Drop all pictures and repeat exactly the lines from the line holding "Convert this screenshot" through the end of the records.

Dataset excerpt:
══════════════════════════════
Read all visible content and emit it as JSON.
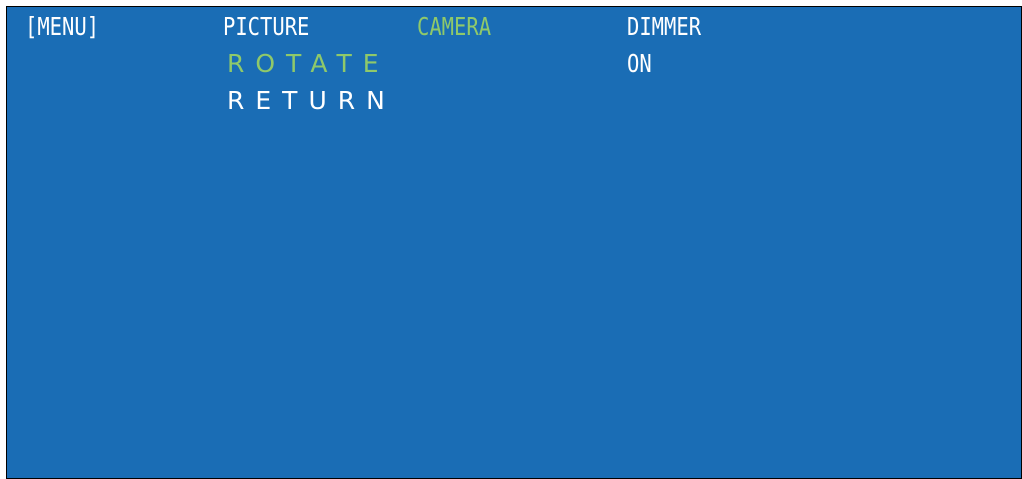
{
  "menu": {
    "title": "[MENU]",
    "tabs": [
      {
        "label": "PICTURE",
        "selected": false
      },
      {
        "label": "CAMERA",
        "selected": true
      },
      {
        "label": "DIMMER",
        "selected": false
      }
    ]
  },
  "camera_menu": {
    "items": [
      {
        "label": "ROTATE",
        "value": "ON",
        "highlighted": true
      },
      {
        "label": "RETURN",
        "highlighted": false
      }
    ]
  },
  "colors": {
    "background": "#1a6db5",
    "text": "#ffffff",
    "highlight": "#8fc96a",
    "frame": "#000000"
  }
}
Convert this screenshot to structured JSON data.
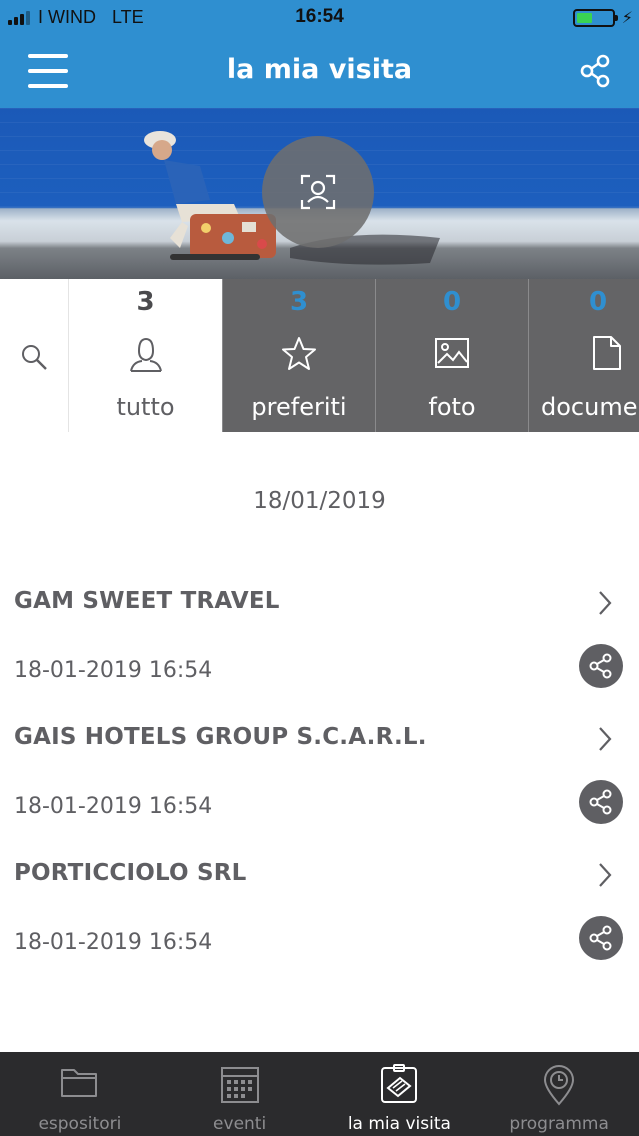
{
  "status_bar": {
    "carrier": "I WIND",
    "network": "LTE",
    "time": "16:54"
  },
  "header": {
    "title": "la mia visita",
    "menu_icon": "hamburger-menu-icon",
    "share_icon": "share-icon"
  },
  "hero": {
    "profile_icon": "profile-scan-icon"
  },
  "tabs": [
    {
      "count": "3",
      "label": "tutto",
      "icon": "person-icon",
      "active": true
    },
    {
      "count": "3",
      "label": "preferiti",
      "icon": "star-icon",
      "active": false
    },
    {
      "count": "0",
      "label": "foto",
      "icon": "image-icon",
      "active": false
    },
    {
      "count": "0",
      "label": "docume",
      "icon": "document-icon",
      "active": false
    }
  ],
  "content": {
    "date_heading": "18/01/2019",
    "entries": [
      {
        "name": "GAM SWEET TRAVEL",
        "timestamp": "18-01-2019 16:54"
      },
      {
        "name": "GAIS HOTELS GROUP S.C.A.R.L.",
        "timestamp": "18-01-2019 16:54"
      },
      {
        "name": "PORTICCIOLO SRL",
        "timestamp": "18-01-2019 16:54"
      }
    ]
  },
  "bottom_nav": [
    {
      "label": "espositori",
      "icon": "folder-icon",
      "active": false
    },
    {
      "label": "eventi",
      "icon": "calendar-icon",
      "active": false
    },
    {
      "label": "la mia visita",
      "icon": "badge-icon",
      "active": true
    },
    {
      "label": "programma",
      "icon": "location-clock-icon",
      "active": false
    }
  ],
  "colors": {
    "brand_blue": "#2f8fd0",
    "tab_gray": "#646466",
    "nav_dark": "#2b2b2d",
    "text_gray": "#5f5f63"
  }
}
══════════════════════════════
WRITTEN ANSWER>
Convert this screenshot to structured JSON data.
{
  "status_bar": {
    "carrier": "I WIND",
    "network": "LTE",
    "time": "16:54"
  },
  "header": {
    "title": "la mia visita",
    "menu_icon": "hamburger-menu-icon",
    "share_icon": "share-icon"
  },
  "hero": {
    "profile_icon": "profile-scan-icon"
  },
  "tabs": [
    {
      "count": "3",
      "label": "tutto",
      "icon": "person-icon",
      "active": true
    },
    {
      "count": "3",
      "label": "preferiti",
      "icon": "star-icon",
      "active": false
    },
    {
      "count": "0",
      "label": "foto",
      "icon": "image-icon",
      "active": false
    },
    {
      "count": "0",
      "label": "docume",
      "icon": "document-icon",
      "active": false
    }
  ],
  "content": {
    "date_heading": "18/01/2019",
    "entries": [
      {
        "name": "GAM SWEET TRAVEL",
        "timestamp": "18-01-2019 16:54"
      },
      {
        "name": "GAIS HOTELS GROUP S.C.A.R.L.",
        "timestamp": "18-01-2019 16:54"
      },
      {
        "name": "PORTICCIOLO SRL",
        "timestamp": "18-01-2019 16:54"
      }
    ]
  },
  "bottom_nav": [
    {
      "label": "espositori",
      "icon": "folder-icon",
      "active": false
    },
    {
      "label": "eventi",
      "icon": "calendar-icon",
      "active": false
    },
    {
      "label": "la mia visita",
      "icon": "badge-icon",
      "active": true
    },
    {
      "label": "programma",
      "icon": "location-clock-icon",
      "active": false
    }
  ],
  "colors": {
    "brand_blue": "#2f8fd0",
    "tab_gray": "#646466",
    "nav_dark": "#2b2b2d",
    "text_gray": "#5f5f63"
  }
}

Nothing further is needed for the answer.